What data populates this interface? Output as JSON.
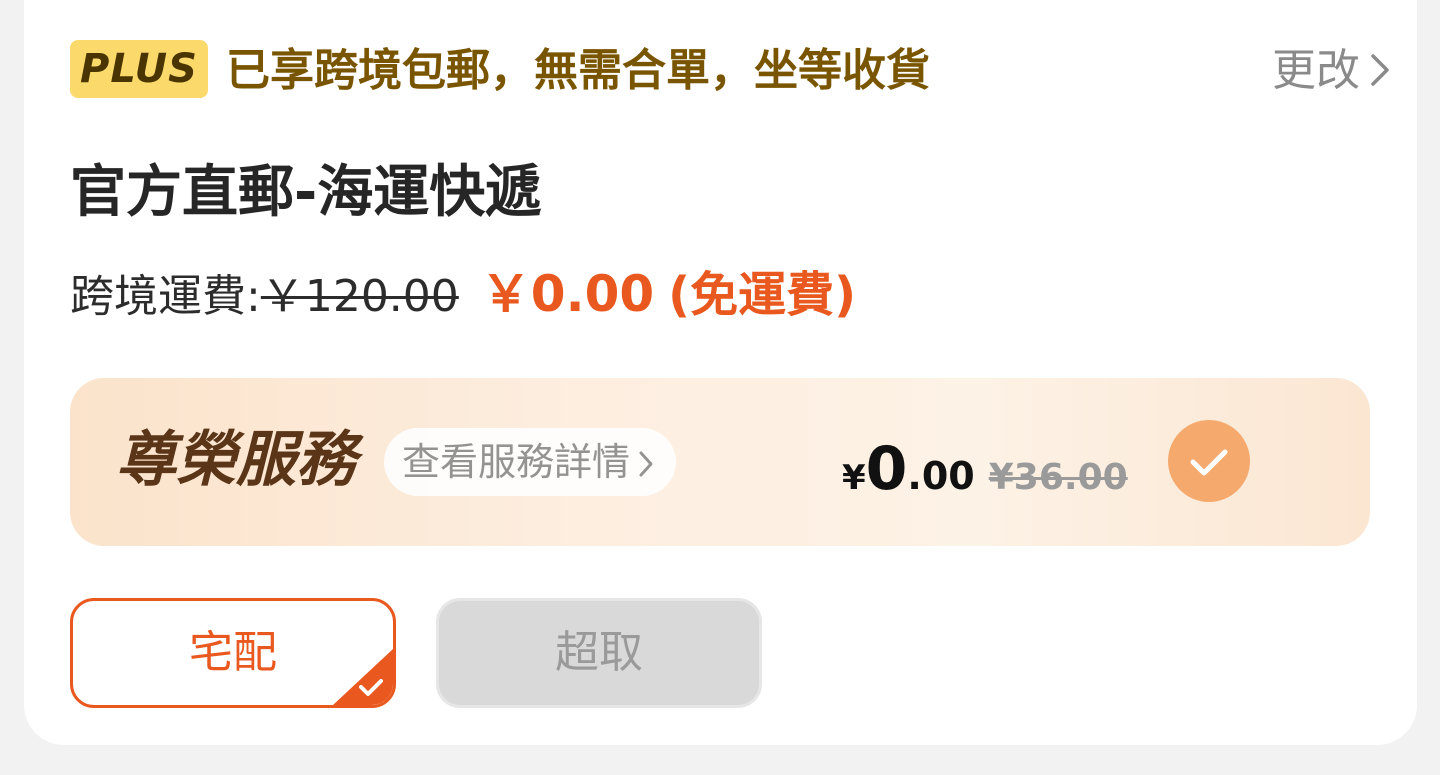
{
  "promo": {
    "badge": "PLUS",
    "text": "已享跨境包郵，無需合單，坐等收貨",
    "change_label": "更改"
  },
  "shipping": {
    "method_title": "官方直郵-海運快遞",
    "fee_label": "跨境運費:",
    "fee_original": "￥120.00",
    "fee_current": "￥0.00",
    "fee_note": "(免運費)"
  },
  "service": {
    "title": "尊榮服務",
    "detail_label": "查看服務詳情",
    "price_currency": "¥",
    "price_integer": "0",
    "price_decimal": ".00",
    "price_original": "¥36.00"
  },
  "delivery_options": {
    "home_label": "宅配",
    "pickup_label": "超取"
  },
  "colors": {
    "accent": "#e9591f",
    "plus_badge": "#fbd96a",
    "promo_text": "#7a5500",
    "service_check": "#f6a96d"
  }
}
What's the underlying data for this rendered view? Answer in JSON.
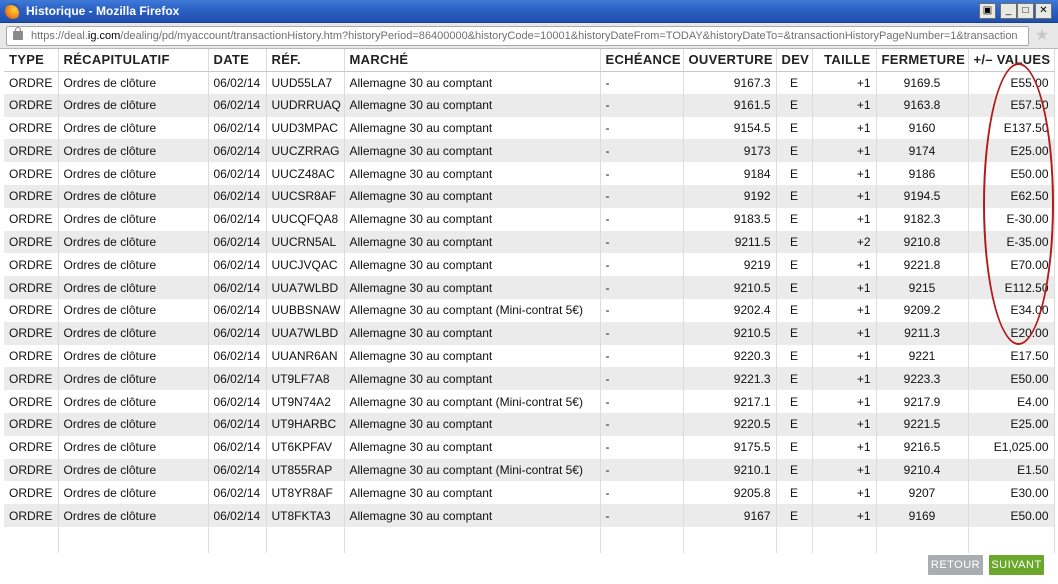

__Objective__:
Copy the data word for word. Pictures do not go in the copy.

__Answer in full__:
What data populates this interface? Output as JSON.
{
  "promo": {
    "badge": "PLUS",
    "text": "已享跨境包郵，無需合單，坐等收貨",
    "change_label": "更改"
  },
  "shipping": {
    "method_title": "官方直郵-海運快遞",
    "fee_label": "跨境運費:",
    "fee_original": "￥120.00",
    "fee_current": "￥0.00",
    "fee_note": "(免運費)"
  },
  "service": {
    "title": "尊榮服務",
    "detail_label": "查看服務詳情",
    "price_currency": "¥",
    "price_integer": "0",
    "price_decimal": ".00",
    "price_original": "¥36.00"
  },
  "delivery_options": {
    "home_label": "宅配",
    "pickup_label": "超取"
  },
  "colors": {
    "accent": "#e9591f",
    "plus_badge": "#fbd96a",
    "promo_text": "#7a5500",
    "service_check": "#f6a96d"
  }
}
What's the underlying data for this rendered view? Answer in JSON.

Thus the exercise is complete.